**Given request:**
Repeat the material below exactly, with no pictures.

Saved entries
---+---
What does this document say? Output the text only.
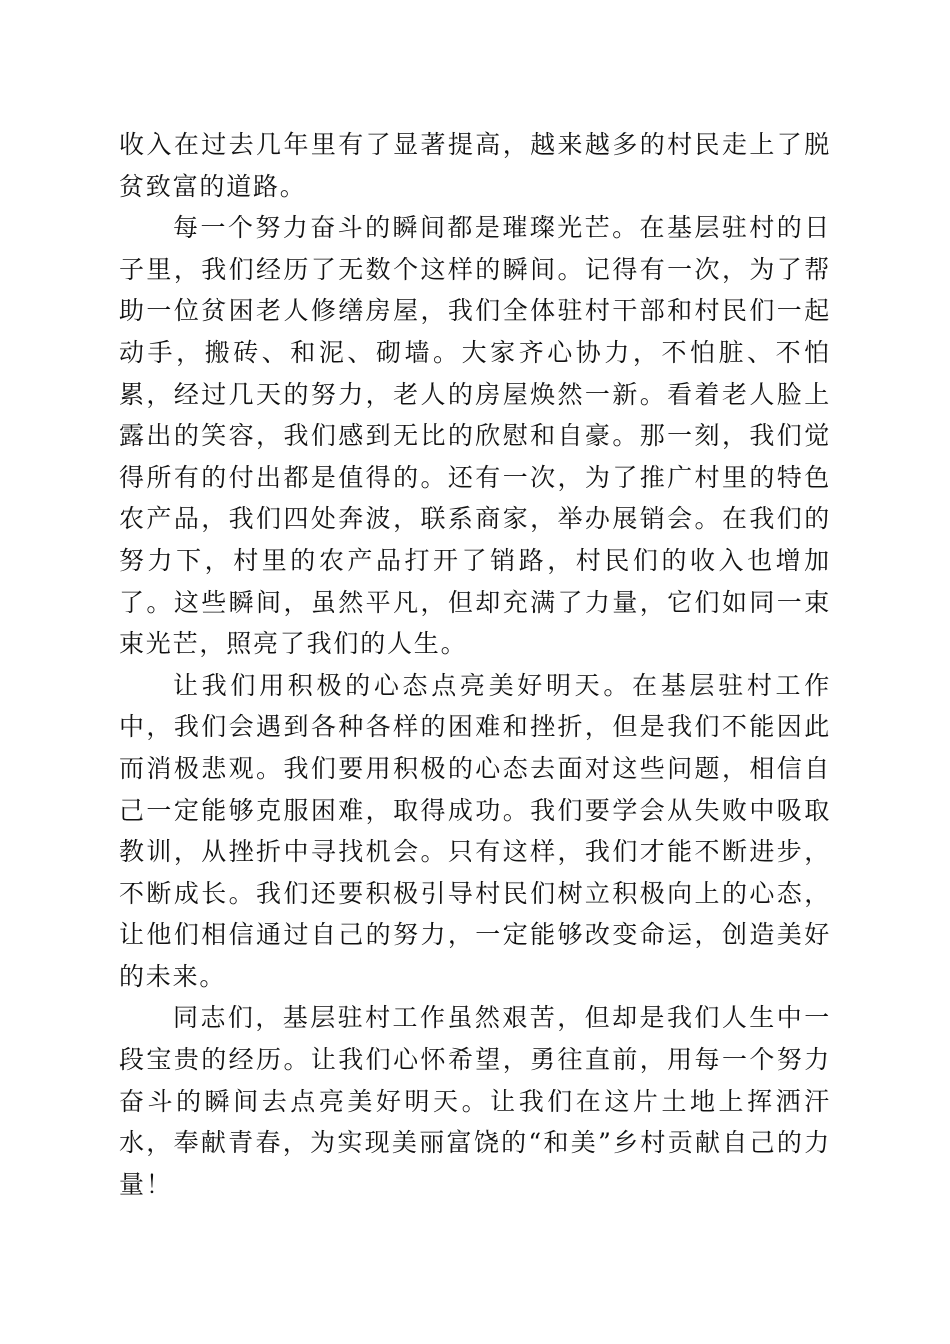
收入在过去几年里有了显著提高，越来越多的村民走上了脱贫致富的道路。

每一个努力奋斗的瞬间都是璀璨光芒。在基层驻村的日子里，我们经历了无数个这样的瞬间。记得有一次，为了帮助一位贫困老人修缮房屋，我们全体驻村干部和村民们一起动手，搬砖、和泥、砌墙。大家齐心协力，不怕脏、不怕累，经过几天的努力，老人的房屋焕然一新。看着老人脸上露出的笑容，我们感到无比的欣慰和自豪。那一刻，我们觉得所有的付出都是值得的。还有一次，为了推广村里的特色农产品，我们四处奔波，联系商家，举办展销会。在我们的努力下，村里的农产品打开了销路，村民们的收入也增加了。这些瞬间，虽然平凡，但却充满了力量，它们如同一束束光芒，照亮了我们的人生。

让我们用积极的心态点亮美好明天。在基层驻村工作中，我们会遇到各种各样的困难和挫折，但是我们不能因此而消极悲观。我们要用积极的心态去面对这些问题，相信自己一定能够克服困难，取得成功。我们要学会从失败中吸取教训，从挫折中寻找机会。只有这样，我们才能不断进步，不断成长。我们还要积极引导村民们树立积极向上的心态，让他们相信通过自己的努力，一定能够改变命运，创造美好的未来。

同志们，基层驻村工作虽然艰苦，但却是我们人生中一段宝贵的经历。让我们心怀希望，勇往直前，用每一个努力奋斗的瞬间去点亮美好明天。让我们在这片土地上挥洒汗水，奉献青春，为实现美丽富饶的“和美”乡村贡献自己的力量！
---+---
**Output:**
What does this document say? Output the text only.
收入在过去几年里有了显著提高，越来越多的村民走上了脱贫致富的道路。

每一个努力奋斗的瞬间都是璀璨光芒。在基层驻村的日子里，我们经历了无数个这样的瞬间。记得有一次，为了帮助一位贫困老人修缮房屋，我们全体驻村干部和村民们一起动手，搬砖、和泥、砌墙。大家齐心协力，不怕脏、不怕累，经过几天的努力，老人的房屋焕然一新。看着老人脸上露出的笑容，我们感到无比的欣慰和自豪。那一刻，我们觉得所有的付出都是值得的。还有一次，为了推广村里的特色农产品，我们四处奔波，联系商家，举办展销会。在我们的努力下，村里的农产品打开了销路，村民们的收入也增加了。这些瞬间，虽然平凡，但却充满了力量，它们如同一束束光芒，照亮了我们的人生。

让我们用积极的心态点亮美好明天。在基层驻村工作中，我们会遇到各种各样的困难和挫折，但是我们不能因此而消极悲观。我们要用积极的心态去面对这些问题，相信自己一定能够克服困难，取得成功。我们要学会从失败中吸取教训，从挫折中寻找机会。只有这样，我们才能不断进步，不断成长。我们还要积极引导村民们树立积极向上的心态，让他们相信通过自己的努力，一定能够改变命运，创造美好的未来。

同志们，基层驻村工作虽然艰苦，但却是我们人生中一段宝贵的经历。让我们心怀希望，勇往直前，用每一个努力奋斗的瞬间去点亮美好明天。让我们在这片土地上挥洒汗水，奉献青春，为实现美丽富饶的“和美”乡村贡献自己的力量！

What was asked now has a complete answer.